- [GIVEN EXERCISE] Copy all the material that follows, keeping every character the same.

- [THE DATA]
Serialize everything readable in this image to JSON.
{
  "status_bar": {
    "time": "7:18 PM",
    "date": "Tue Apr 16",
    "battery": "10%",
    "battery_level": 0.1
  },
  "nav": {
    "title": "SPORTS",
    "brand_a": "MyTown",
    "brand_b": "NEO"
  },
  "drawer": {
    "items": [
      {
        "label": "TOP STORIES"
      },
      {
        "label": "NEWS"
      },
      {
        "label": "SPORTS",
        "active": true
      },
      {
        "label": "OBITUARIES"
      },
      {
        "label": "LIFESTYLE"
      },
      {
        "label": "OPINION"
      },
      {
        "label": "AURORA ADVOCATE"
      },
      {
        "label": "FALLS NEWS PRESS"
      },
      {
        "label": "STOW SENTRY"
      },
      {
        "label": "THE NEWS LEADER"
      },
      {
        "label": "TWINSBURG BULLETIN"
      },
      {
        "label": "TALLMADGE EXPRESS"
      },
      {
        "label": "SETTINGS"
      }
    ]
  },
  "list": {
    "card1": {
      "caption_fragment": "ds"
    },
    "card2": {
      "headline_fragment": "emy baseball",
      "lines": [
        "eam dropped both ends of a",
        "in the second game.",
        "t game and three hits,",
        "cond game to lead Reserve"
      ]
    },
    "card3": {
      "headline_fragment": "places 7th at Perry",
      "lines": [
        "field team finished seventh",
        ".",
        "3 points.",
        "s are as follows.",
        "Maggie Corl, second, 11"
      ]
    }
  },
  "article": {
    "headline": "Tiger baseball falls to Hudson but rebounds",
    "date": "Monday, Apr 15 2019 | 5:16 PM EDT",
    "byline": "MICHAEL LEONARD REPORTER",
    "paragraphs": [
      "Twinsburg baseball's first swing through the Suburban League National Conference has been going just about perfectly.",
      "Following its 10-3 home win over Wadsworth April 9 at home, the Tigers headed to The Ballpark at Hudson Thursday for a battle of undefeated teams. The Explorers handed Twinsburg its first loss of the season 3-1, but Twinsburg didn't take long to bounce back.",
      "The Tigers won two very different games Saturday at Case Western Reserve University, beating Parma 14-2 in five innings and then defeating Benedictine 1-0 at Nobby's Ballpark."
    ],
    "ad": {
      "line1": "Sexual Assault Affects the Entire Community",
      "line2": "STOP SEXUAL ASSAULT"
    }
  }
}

- [EXPECTED OUTPUT]
Serialize everything readable in this image to JSON.
{
  "status_bar": {
    "time": "7:18 PM",
    "date": "Tue Apr 16",
    "battery": "10%",
    "battery_level": 0.1
  },
  "nav": {
    "title": "SPORTS",
    "brand_a": "MyTown",
    "brand_b": "NEO"
  },
  "drawer": {
    "items": [
      {
        "label": "TOP STORIES"
      },
      {
        "label": "NEWS"
      },
      {
        "label": "SPORTS",
        "active": true
      },
      {
        "label": "OBITUARIES"
      },
      {
        "label": "LIFESTYLE"
      },
      {
        "label": "OPINION"
      },
      {
        "label": "AURORA ADVOCATE"
      },
      {
        "label": "FALLS NEWS PRESS"
      },
      {
        "label": "STOW SENTRY"
      },
      {
        "label": "THE NEWS LEADER"
      },
      {
        "label": "TWINSBURG BULLETIN"
      },
      {
        "label": "TALLMADGE EXPRESS"
      },
      {
        "label": "SETTINGS"
      }
    ]
  },
  "list": {
    "card1": {
      "caption_fragment": "ds"
    },
    "card2": {
      "headline_fragment": "emy baseball",
      "lines": [
        "eam dropped both ends of a",
        "in the second game.",
        "t game and three hits,",
        "cond game to lead Reserve"
      ]
    },
    "card3": {
      "headline_fragment": "places 7th at Perry",
      "lines": [
        "field team finished seventh",
        ".",
        "3 points.",
        "s are as follows.",
        "Maggie Corl, second, 11"
      ]
    }
  },
  "article": {
    "headline": "Tiger baseball falls to Hudson but rebounds",
    "date": "Monday, Apr 15 2019 | 5:16 PM EDT",
    "byline": "MICHAEL LEONARD REPORTER",
    "paragraphs": [
      "Twinsburg baseball's first swing through the Suburban League National Conference has been going just about perfectly.",
      "Following its 10-3 home win over Wadsworth April 9 at home, the Tigers headed to The Ballpark at Hudson Thursday for a battle of undefeated teams. The Explorers handed Twinsburg its first loss of the season 3-1, but Twinsburg didn't take long to bounce back.",
      "The Tigers won two very different games Saturday at Case Western Reserve University, beating Parma 14-2 in five innings and then defeating Benedictine 1-0 at Nobby's Ballpark."
    ],
    "ad": {
      "line1": "Sexual Assault Affects the Entire Community",
      "line2": "STOP SEXUAL ASSAULT"
    }
  }
}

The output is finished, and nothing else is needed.